** Start DATA PROVIDED **

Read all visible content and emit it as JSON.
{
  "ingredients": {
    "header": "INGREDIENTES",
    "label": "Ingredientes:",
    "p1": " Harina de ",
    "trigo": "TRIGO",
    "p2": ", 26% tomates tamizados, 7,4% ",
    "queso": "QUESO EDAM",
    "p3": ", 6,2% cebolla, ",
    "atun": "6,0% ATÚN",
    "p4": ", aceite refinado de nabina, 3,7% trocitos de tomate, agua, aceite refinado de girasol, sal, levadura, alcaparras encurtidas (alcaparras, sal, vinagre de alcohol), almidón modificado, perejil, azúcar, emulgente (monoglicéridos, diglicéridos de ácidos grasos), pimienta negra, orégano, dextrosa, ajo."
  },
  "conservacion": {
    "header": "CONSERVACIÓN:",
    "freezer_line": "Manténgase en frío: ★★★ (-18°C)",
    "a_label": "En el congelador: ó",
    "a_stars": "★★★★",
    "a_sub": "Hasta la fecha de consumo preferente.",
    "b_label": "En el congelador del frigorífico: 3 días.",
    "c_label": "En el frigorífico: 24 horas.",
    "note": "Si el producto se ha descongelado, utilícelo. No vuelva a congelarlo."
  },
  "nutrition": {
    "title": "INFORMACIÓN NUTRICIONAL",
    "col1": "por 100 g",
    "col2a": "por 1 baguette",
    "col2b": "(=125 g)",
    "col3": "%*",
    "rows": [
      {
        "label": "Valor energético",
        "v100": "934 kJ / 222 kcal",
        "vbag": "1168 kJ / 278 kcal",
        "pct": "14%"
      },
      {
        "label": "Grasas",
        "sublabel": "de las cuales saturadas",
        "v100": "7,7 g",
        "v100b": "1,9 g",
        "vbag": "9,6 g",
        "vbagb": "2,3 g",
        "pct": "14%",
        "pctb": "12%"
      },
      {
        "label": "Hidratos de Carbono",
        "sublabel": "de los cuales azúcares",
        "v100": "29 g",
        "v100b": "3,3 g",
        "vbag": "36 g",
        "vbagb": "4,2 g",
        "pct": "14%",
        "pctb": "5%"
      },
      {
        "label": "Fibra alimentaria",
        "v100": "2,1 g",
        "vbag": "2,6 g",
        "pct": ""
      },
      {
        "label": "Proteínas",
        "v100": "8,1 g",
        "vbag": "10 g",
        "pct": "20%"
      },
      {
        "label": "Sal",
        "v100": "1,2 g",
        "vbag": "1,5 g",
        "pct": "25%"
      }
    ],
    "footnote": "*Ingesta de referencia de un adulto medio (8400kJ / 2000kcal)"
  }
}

** End DATA PROVIDED **

▶ _THE REQUEST_:
Look through the lines above and collect those with the word "sublabel".

▶ _SOLUTION FOR THIS PROBLEM_:
        "sublabel": "de las cuales saturadas",
        "sublabel": "de los cuales azúcares",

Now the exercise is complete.